== Goal of the exercise ==
Using the material that follows, identify and copy each line with the string "Laser".
# Supplied material start
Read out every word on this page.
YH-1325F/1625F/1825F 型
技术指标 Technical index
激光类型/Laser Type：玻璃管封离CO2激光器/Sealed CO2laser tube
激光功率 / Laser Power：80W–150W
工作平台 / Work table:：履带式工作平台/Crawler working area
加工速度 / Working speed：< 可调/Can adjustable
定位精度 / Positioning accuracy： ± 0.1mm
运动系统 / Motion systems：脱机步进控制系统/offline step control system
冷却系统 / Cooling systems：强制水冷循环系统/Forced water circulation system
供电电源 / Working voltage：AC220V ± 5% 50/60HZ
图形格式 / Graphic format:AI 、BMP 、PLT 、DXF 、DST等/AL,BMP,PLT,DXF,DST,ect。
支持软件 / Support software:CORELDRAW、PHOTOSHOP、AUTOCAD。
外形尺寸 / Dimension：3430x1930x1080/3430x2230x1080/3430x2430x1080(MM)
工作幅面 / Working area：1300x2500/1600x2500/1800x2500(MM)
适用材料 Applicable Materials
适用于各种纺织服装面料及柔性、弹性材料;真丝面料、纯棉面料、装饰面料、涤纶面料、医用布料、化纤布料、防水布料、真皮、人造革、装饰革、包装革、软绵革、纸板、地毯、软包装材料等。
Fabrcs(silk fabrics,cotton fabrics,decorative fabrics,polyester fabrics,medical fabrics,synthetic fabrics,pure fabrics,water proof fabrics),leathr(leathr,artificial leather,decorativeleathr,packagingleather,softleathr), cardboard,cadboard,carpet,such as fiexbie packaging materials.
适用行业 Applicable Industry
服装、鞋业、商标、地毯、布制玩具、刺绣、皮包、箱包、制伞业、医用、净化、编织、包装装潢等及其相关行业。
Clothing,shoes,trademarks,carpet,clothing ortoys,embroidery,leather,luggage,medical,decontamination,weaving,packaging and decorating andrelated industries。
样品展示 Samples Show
# Supplied material end
== Output for this exercise ==
激光类型/Laser Type：玻璃管封离CO2激光器/Sealed CO2laser tube
激光功率 / Laser Power：80W–150W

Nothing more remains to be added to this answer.